(Collected data entries)
=-=-=

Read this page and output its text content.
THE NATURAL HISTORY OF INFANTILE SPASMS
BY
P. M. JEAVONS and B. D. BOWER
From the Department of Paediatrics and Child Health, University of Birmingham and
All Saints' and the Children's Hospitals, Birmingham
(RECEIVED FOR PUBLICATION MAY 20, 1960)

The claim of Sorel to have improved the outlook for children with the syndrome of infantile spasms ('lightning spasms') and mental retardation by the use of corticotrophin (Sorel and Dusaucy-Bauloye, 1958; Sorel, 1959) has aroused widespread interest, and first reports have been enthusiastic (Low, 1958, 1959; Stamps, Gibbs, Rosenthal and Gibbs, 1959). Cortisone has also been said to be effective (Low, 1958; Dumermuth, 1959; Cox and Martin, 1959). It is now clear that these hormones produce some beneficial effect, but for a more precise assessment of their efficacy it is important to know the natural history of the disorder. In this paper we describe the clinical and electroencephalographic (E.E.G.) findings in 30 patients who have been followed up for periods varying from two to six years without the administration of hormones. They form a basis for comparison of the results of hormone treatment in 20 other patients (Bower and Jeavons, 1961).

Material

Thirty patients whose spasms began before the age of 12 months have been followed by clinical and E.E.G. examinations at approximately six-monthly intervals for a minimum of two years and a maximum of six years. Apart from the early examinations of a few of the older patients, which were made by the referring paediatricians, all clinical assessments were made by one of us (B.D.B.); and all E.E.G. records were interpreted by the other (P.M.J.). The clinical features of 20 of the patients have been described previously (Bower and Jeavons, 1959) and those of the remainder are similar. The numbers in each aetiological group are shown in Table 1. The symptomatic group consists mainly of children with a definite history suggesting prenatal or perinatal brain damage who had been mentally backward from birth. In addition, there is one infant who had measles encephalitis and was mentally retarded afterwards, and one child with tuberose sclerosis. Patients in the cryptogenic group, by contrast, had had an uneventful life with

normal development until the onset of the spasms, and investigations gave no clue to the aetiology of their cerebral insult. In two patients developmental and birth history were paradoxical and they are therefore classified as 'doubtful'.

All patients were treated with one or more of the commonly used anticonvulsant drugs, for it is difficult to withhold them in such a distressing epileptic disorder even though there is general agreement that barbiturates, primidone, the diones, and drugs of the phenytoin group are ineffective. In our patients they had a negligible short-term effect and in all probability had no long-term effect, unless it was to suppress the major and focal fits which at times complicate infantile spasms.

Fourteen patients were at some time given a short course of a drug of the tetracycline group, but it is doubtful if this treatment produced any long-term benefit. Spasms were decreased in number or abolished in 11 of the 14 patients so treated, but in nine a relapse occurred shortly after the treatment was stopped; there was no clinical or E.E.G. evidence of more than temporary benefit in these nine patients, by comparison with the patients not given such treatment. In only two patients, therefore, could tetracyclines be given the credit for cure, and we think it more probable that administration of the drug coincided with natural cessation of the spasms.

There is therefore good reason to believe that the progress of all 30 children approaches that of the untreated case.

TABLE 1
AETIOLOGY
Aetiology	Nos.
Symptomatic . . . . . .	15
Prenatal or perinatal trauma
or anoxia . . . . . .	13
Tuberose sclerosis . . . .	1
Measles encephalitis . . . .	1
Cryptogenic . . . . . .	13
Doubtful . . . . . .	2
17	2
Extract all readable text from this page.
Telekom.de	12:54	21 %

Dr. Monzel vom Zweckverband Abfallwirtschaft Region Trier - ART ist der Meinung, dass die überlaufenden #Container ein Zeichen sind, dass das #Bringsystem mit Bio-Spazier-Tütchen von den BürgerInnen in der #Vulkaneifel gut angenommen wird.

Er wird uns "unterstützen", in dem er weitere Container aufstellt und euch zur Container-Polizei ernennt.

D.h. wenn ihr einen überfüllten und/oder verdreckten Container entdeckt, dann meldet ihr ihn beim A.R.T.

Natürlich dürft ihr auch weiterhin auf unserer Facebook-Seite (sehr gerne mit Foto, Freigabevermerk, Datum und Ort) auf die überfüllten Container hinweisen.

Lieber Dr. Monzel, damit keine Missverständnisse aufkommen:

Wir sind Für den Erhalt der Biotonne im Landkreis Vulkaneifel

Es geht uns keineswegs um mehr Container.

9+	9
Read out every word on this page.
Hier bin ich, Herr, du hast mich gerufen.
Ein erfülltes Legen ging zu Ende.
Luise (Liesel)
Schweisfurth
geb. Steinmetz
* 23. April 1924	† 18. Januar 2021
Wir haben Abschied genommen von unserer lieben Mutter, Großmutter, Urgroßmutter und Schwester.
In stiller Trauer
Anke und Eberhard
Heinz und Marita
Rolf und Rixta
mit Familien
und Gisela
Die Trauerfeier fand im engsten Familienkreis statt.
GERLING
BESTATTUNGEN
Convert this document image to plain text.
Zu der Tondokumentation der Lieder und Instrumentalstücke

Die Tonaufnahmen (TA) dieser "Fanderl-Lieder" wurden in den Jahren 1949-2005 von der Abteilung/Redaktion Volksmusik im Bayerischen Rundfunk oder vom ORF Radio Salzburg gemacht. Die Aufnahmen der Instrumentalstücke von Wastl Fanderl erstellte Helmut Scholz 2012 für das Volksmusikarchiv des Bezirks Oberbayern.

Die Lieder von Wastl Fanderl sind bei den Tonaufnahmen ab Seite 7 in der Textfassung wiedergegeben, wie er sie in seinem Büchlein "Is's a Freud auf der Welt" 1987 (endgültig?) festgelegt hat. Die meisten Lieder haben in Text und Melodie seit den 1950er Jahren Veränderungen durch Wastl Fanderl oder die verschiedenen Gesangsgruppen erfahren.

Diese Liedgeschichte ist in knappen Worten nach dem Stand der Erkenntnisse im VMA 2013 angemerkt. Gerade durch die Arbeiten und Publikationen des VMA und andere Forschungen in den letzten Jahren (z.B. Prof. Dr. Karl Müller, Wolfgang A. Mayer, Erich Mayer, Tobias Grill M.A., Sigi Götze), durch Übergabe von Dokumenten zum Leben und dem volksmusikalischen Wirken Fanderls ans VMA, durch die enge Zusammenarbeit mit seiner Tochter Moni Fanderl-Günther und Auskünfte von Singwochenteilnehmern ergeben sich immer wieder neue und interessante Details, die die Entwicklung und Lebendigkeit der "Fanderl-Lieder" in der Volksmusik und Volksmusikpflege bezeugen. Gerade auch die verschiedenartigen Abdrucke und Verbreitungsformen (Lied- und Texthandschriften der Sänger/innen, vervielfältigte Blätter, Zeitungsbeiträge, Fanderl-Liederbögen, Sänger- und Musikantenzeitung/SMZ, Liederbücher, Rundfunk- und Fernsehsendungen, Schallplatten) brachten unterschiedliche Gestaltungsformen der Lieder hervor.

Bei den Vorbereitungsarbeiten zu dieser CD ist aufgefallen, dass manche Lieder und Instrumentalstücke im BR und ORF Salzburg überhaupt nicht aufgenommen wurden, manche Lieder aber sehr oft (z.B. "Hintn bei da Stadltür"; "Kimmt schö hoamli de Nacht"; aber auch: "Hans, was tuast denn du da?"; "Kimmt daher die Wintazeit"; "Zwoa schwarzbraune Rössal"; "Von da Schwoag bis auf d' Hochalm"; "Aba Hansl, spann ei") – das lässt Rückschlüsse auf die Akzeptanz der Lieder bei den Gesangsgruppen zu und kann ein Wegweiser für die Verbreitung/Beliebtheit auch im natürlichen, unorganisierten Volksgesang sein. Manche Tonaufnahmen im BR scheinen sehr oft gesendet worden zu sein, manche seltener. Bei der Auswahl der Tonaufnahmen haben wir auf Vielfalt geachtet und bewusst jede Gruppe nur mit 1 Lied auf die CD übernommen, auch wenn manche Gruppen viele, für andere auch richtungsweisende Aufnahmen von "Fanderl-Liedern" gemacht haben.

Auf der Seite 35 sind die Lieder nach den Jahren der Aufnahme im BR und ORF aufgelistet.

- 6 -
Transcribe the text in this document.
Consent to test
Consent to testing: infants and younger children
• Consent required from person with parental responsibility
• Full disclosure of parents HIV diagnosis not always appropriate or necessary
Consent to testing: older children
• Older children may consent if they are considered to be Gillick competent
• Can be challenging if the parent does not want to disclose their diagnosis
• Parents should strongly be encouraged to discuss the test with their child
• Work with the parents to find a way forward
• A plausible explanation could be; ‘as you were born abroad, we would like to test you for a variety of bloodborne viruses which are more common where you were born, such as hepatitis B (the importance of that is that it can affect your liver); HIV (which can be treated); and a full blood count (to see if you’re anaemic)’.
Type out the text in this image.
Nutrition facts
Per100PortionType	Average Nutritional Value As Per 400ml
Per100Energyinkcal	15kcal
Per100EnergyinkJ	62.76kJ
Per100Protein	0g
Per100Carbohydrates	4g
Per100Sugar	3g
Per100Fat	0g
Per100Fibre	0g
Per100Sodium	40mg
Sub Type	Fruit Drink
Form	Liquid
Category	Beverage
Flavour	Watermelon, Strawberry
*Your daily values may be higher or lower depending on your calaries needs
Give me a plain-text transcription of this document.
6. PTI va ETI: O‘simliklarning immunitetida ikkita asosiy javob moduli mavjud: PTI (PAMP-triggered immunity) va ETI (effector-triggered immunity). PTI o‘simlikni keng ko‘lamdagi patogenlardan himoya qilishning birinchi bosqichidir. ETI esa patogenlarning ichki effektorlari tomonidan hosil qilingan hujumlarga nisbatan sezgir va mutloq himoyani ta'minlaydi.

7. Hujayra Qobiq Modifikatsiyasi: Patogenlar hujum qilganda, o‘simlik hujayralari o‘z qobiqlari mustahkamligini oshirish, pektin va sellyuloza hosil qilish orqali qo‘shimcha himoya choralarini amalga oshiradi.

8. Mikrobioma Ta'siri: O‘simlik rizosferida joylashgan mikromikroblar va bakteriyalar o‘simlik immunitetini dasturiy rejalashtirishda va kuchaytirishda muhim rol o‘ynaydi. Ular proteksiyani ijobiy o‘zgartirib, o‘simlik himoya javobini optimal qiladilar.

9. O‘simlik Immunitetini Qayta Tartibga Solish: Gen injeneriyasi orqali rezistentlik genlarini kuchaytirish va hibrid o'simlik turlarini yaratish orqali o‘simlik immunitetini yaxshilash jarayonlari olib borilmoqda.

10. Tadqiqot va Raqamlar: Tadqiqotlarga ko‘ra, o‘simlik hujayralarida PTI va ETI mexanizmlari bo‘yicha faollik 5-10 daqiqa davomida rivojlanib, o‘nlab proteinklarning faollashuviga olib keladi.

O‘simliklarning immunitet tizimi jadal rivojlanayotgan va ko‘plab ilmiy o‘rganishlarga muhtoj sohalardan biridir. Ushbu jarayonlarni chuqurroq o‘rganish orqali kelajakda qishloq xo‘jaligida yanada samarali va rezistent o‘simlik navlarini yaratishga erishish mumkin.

=-=-=

Exercise details
Your response should be each line that includes the word "page", copied from the records.

Response
Read this page and output its text content.
Extract all readable text from this page.
Read out every word on this page.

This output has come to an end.